Check each line of the listing below for the string "manche", and copy the ones that have it.

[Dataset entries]
========================

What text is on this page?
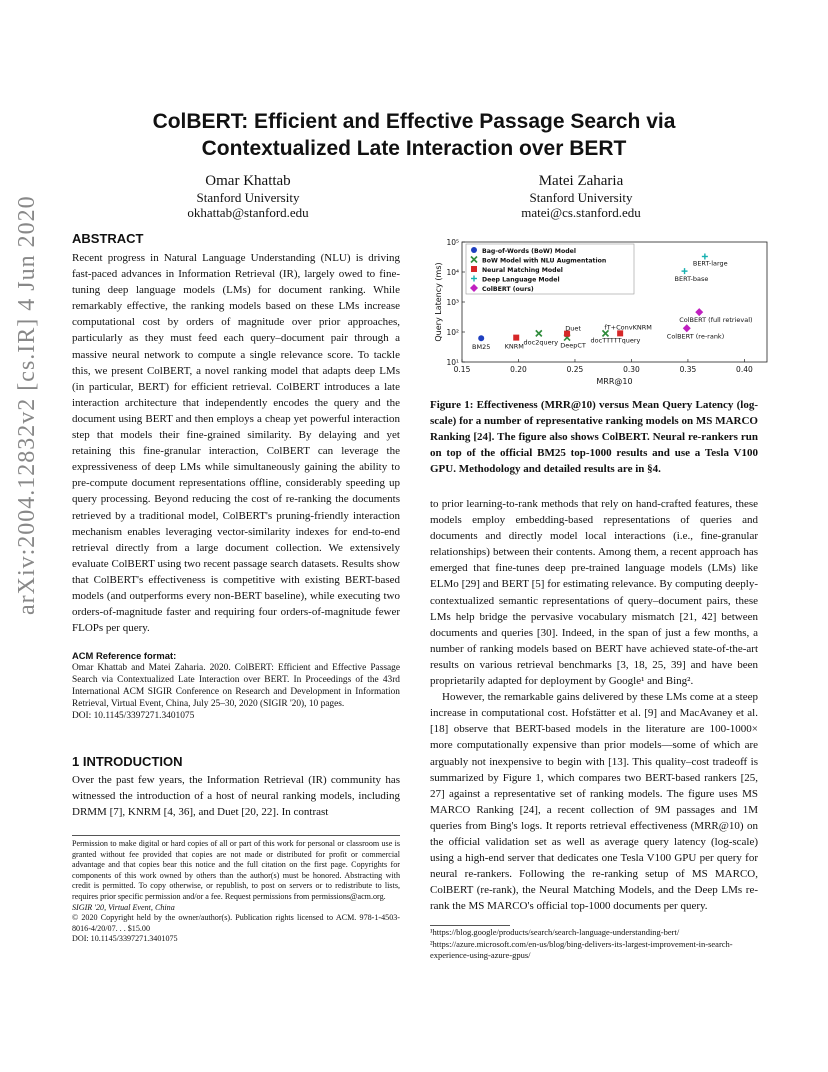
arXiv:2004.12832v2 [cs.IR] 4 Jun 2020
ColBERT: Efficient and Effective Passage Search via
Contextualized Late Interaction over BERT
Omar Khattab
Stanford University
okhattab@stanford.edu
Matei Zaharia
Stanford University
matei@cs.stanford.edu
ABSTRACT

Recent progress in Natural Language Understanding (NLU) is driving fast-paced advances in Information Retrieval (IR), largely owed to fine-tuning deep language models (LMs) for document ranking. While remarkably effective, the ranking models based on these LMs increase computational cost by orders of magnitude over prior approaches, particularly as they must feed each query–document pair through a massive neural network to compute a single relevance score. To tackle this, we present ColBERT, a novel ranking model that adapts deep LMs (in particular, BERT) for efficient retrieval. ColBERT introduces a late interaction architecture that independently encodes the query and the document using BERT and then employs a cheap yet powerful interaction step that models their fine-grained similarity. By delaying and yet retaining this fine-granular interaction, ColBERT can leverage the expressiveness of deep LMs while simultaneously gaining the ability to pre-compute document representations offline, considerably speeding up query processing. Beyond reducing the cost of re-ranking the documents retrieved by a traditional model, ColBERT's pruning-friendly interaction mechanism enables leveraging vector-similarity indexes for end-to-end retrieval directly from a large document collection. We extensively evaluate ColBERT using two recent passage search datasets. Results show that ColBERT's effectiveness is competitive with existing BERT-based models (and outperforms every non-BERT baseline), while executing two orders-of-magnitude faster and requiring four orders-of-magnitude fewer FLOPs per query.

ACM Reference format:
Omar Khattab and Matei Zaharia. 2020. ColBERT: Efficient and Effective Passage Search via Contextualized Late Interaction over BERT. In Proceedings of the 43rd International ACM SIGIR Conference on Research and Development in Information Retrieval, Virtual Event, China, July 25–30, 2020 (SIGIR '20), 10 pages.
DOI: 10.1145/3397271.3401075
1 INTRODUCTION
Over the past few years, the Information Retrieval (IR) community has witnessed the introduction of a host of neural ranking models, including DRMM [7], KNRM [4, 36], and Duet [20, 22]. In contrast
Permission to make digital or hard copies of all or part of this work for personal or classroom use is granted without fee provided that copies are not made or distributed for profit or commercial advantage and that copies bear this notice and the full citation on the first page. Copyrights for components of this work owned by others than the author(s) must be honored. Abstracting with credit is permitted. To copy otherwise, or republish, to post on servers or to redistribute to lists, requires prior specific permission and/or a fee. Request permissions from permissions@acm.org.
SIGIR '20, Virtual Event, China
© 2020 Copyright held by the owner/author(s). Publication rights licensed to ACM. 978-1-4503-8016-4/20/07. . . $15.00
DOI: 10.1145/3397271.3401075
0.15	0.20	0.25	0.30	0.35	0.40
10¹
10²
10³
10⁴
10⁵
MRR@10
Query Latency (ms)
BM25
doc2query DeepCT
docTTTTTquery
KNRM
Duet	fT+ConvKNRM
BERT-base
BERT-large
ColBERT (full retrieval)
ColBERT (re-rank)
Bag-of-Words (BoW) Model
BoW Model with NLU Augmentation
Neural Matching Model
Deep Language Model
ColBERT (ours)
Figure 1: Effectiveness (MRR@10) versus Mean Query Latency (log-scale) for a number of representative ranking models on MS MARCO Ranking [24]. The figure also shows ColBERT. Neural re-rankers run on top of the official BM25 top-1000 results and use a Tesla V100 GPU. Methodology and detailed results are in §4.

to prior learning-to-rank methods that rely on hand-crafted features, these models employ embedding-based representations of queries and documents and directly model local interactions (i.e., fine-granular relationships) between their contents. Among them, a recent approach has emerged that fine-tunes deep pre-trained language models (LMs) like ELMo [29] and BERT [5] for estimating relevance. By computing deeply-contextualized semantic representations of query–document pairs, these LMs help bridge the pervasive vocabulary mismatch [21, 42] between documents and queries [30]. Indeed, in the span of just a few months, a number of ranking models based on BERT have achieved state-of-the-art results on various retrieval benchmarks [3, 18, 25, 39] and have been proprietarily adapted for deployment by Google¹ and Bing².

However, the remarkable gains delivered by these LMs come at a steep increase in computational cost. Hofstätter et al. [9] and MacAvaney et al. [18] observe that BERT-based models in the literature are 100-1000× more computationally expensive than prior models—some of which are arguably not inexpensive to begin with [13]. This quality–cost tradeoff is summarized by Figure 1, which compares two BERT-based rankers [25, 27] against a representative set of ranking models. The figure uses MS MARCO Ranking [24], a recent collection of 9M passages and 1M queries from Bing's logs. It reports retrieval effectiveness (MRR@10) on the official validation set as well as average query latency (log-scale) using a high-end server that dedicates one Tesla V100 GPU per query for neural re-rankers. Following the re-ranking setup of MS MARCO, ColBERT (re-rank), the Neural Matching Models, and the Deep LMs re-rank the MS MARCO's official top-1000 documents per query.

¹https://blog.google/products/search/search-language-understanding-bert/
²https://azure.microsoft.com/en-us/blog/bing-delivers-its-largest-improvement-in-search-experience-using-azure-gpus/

========================

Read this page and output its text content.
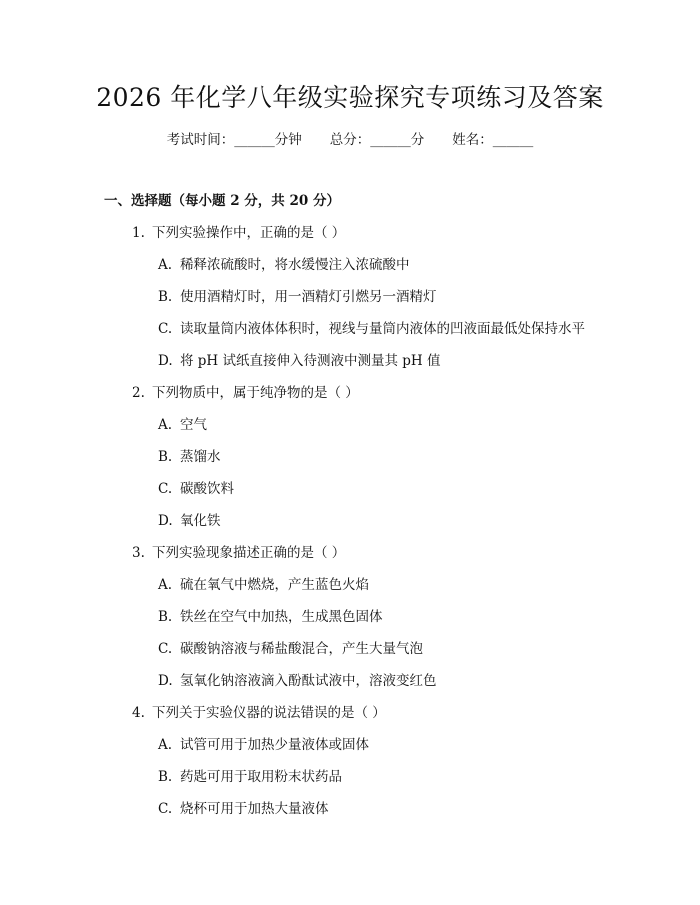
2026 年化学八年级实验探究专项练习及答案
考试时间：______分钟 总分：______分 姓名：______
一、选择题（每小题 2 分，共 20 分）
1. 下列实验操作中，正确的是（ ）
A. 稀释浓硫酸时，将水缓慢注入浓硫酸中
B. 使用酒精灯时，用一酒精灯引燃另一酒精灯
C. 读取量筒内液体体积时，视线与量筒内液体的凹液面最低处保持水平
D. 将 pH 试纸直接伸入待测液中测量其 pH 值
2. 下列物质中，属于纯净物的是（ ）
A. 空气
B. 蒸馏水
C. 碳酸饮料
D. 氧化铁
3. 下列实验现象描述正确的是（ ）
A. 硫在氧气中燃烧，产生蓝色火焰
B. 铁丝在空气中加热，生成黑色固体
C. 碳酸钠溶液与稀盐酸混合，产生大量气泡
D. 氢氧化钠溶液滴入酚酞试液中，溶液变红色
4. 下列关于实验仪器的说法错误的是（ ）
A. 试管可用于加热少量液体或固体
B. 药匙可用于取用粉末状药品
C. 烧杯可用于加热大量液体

========================

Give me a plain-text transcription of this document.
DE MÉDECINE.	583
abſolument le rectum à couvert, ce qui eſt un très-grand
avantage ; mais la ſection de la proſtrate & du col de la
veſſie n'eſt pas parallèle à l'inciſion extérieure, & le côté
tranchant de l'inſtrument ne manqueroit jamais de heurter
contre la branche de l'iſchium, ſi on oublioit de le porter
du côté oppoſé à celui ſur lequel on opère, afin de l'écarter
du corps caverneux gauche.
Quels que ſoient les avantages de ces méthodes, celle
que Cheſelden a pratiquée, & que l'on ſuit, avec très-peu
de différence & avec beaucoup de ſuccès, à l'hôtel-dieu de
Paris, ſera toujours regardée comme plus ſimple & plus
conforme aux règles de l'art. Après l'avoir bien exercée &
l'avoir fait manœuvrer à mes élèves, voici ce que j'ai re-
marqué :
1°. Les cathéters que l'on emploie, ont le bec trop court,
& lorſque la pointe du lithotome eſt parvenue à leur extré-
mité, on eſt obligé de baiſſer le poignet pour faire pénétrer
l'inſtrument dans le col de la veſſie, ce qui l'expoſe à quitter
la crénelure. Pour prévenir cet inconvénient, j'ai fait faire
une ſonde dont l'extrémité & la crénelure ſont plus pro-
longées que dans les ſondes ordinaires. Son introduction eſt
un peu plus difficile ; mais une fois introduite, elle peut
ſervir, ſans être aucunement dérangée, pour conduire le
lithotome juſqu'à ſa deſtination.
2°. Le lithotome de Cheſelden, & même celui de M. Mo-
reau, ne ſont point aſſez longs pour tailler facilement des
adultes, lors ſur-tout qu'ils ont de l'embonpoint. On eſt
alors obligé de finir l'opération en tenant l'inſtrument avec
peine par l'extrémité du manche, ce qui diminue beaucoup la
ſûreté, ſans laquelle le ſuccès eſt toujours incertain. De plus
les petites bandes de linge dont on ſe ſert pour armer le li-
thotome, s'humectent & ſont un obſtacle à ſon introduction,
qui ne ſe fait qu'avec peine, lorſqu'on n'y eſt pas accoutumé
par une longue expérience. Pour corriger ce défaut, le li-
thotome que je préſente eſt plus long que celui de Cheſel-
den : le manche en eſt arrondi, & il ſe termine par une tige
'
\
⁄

========================

• Solution to this problem
peine par l'extrémité du manche, ce qui diminue beaucoup la
den : le manche en eſt arrondi, & il ſe termine par une tige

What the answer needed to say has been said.